Re: Parsing Unicode strings

From: Kenneth Whistler (kenw@sybase.com)
Date: Wed May 28 2008 - 17:13:50 CDT

  • Next message: Doug Ewell: "Re: Parsing Unicode strings"

    Peter Johansson asked:

    > Is the Unicode-encoded character string self-descriptive?

    No. It isn't a complex object. A Unicode string is simply
    an array of Unicode code units in one of the 3 encoding
    forms: UTF-8, UTF-16, or UTF-32.

    > That is, do
    > I need a priori knowledge that it is encoded as, for example, UTF-8
    > rather than UTF-32?

    Well, yes, but the a priori knowledge you need is of
    the *data type* of the code units you are dealing with.

    For any well-behaved API involving Unicode strings, you
    are only going to be dealing with one encoding form,
    because the data types are different. In terms of
    C data types, UTF-8 strings are unsigned char*, UTF-16 strings
    are unsigned short* (assuming short is 16 bits) and UTF-32
    strings are unsigned long* (assuming long is 32 bits).
    It is a fundamental programming error, when using
    API's that use arrays or pointers for strings, to
    mix data types of this sort through the same API.

▸ **What you will do**:
1. Write out the Unicode strings message from "No. It isn't" to "are dealing with.".
2. Carry on the Unicode strings message, starting right after its last sentence.
The items that follow have no connection to the Unicode strings message.

▸ **Dataset**:
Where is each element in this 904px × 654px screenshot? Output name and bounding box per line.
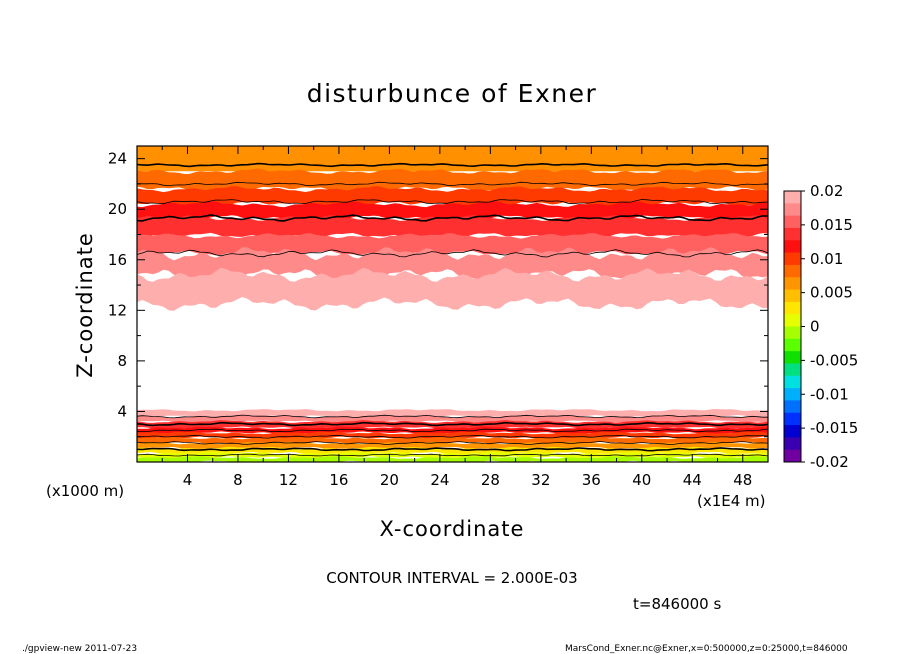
colorbar-swatch xyxy=(784,240,801,253)
x-tick-label: 48 xyxy=(733,471,752,489)
contour-line xyxy=(136,199,769,205)
y-tick-label: 4 xyxy=(117,402,127,420)
colorbar-label: -0.015 xyxy=(810,419,858,437)
x-tick-label: 4 xyxy=(183,471,193,489)
y-tick-label: 12 xyxy=(108,301,127,319)
upper-contour-band xyxy=(137,233,768,257)
contour-line xyxy=(136,249,769,258)
y-axis-ticks: 4 8 12 16 20 24 xyxy=(108,150,768,438)
colorbar-swatch xyxy=(784,351,801,364)
colorbar-swatch xyxy=(784,338,801,352)
y-tick-label: 24 xyxy=(108,150,127,168)
colorbar-swatch xyxy=(784,203,801,217)
contour-line xyxy=(136,162,769,168)
colorbar-swatch xyxy=(784,400,801,414)
plot-frame xyxy=(136,145,769,463)
colorbar-swatch xyxy=(784,363,801,377)
colorbar-swatch xyxy=(784,289,801,303)
colorbar-label: -0.005 xyxy=(810,351,858,369)
colorbar-label: 0.005 xyxy=(810,284,853,302)
colorbar-label: 0.02 xyxy=(810,182,843,200)
contour-interval-text: CONTOUR INTERVAL = 2.000E-03 xyxy=(326,569,577,587)
contour-line xyxy=(136,181,769,187)
colorbar-swatch xyxy=(784,375,801,389)
y-unit-label: (x1000 m) xyxy=(46,482,124,500)
colorbar-swatch xyxy=(784,425,801,438)
contour-line xyxy=(136,434,769,439)
x-tick-label: 20 xyxy=(380,471,399,489)
colorbar: 0.02 0.015 0.01 0.005 0 -0.005 -0.01 -0.015 -0.0… xyxy=(783,182,858,471)
colorbar-label: 0 xyxy=(810,318,820,336)
contour-line xyxy=(136,447,769,452)
colorbar-swatch xyxy=(784,437,801,451)
time-text: t=846000 s xyxy=(633,595,721,613)
lower-contour-band xyxy=(137,409,768,418)
footer-right: MarsCond_Exner.nc@Exner,x=0:500000,z=0:2… xyxy=(565,644,848,654)
upper-contour-band xyxy=(137,186,768,207)
upper-contour-band xyxy=(137,146,768,172)
contour-line xyxy=(136,428,769,433)
y-tick-label: 20 xyxy=(108,200,127,218)
lower-contour-band xyxy=(137,456,768,462)
colorbar-label: -0.02 xyxy=(810,453,849,471)
colorbar-swatch xyxy=(784,314,801,327)
lower-contour-band xyxy=(137,446,768,455)
colorbar-swatch xyxy=(784,215,801,229)
upper-contour-band xyxy=(137,215,768,239)
x-tick-label: 8 xyxy=(233,471,243,489)
contour-line xyxy=(136,441,769,445)
colorbar-swatch xyxy=(784,264,801,278)
colorbar-label: -0.01 xyxy=(810,385,849,403)
contour-line xyxy=(136,421,769,427)
y-tick-label: 8 xyxy=(117,352,127,370)
x-tick-label: 24 xyxy=(430,471,449,489)
y-axis-label: Z-coordinate xyxy=(73,232,97,378)
footer-left: ./gpview-new 2011-07-23 xyxy=(22,644,137,654)
plot-area xyxy=(136,145,769,463)
colorbar-swatch xyxy=(784,449,801,463)
x-tick-label: 32 xyxy=(531,471,550,489)
x-axis-label: X-coordinate xyxy=(380,517,525,541)
lower-contour-band xyxy=(137,415,768,423)
contour-line xyxy=(136,414,768,419)
colorbar-swatch xyxy=(784,388,801,401)
colorbar-label: 0.015 xyxy=(810,216,853,234)
colorbar-swatch xyxy=(784,227,801,241)
x-axis-ticks: 4 8 12 16 20 24 28 32 36 40 44 48 xyxy=(161,146,769,489)
chart-title: disturbunce of Exner xyxy=(307,79,598,108)
colorbar-swatch xyxy=(784,326,801,340)
x-tick-label: 28 xyxy=(481,471,500,489)
x-tick-label: 36 xyxy=(582,471,601,489)
upper-contour-band xyxy=(137,247,768,282)
y-tick-label: 16 xyxy=(108,251,127,269)
x-tick-label: 16 xyxy=(329,471,348,489)
colorbar-swatch xyxy=(784,277,801,290)
x-tick-label: 40 xyxy=(632,471,651,489)
contour-line xyxy=(136,214,769,222)
contour-line xyxy=(136,453,769,457)
colorbar-swatch xyxy=(784,412,801,426)
colorbar-swatch xyxy=(784,191,801,204)
x-tick-label: 44 xyxy=(683,471,702,489)
x-tick-label: 12 xyxy=(279,471,298,489)
colorbar-swatch xyxy=(784,301,801,315)
lower-contour-band xyxy=(137,441,768,450)
colorbar-label: 0.01 xyxy=(810,250,843,268)
colorbar-swatch xyxy=(784,252,801,266)
upper-contour-band xyxy=(137,267,768,311)
x-unit-label: (x1E4 m) xyxy=(697,492,766,510)
upper-contour-band xyxy=(137,168,768,192)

▸ **Expected answers**:
1.
No. It isn't a complex object. A Unicode string is simply
    an array of Unicode code units in one of the 3 encoding
    forms: UTF-8, UTF-16, or UTF-32.

    > That is, do
    > I need a priori knowledge that it is encoded as, for example, UTF-8
    > rather than UTF-32?

    Well, yes, but the a priori knowledge you need is of
    the *data type* of the code units you are dealing with.

2.
    Of course, you may also be dealing with an objected-oriented
    language that defines Unicode String objects on top of
    the fundamental string definitions in the Unicode
    Standard. Such object definitions are outside the scope
    of the Unicode Standard, and their definitions would depend
    on the language you are using. In most cases they would
    simply standardize their usage on a single Unicode
    encoding form. So, for example, a Java String always uses UTF-16.

    > Or, by examining the first byte (or first few
    > bytes) can I determine the encoding?

    If you just get handed a buffer full of "stuff", and
    that "stuff" is claimed to be Unicode, but you don't
    know what encoding form or byte order, then there are
    good heuristics that can tell the various encoding forms
    apart reliably, based on rather small stretches of
    typical Unicode data.

    But in ordinary programming you should never have to deal
    with such situations -- that is really an edge case for
    specialized applications, such as the ones that attempt
    to unscramble the encoding of mislabelled web pages, for
    example.

    --Ken

    >
    > I didn't see anything on this topic in the FAQ.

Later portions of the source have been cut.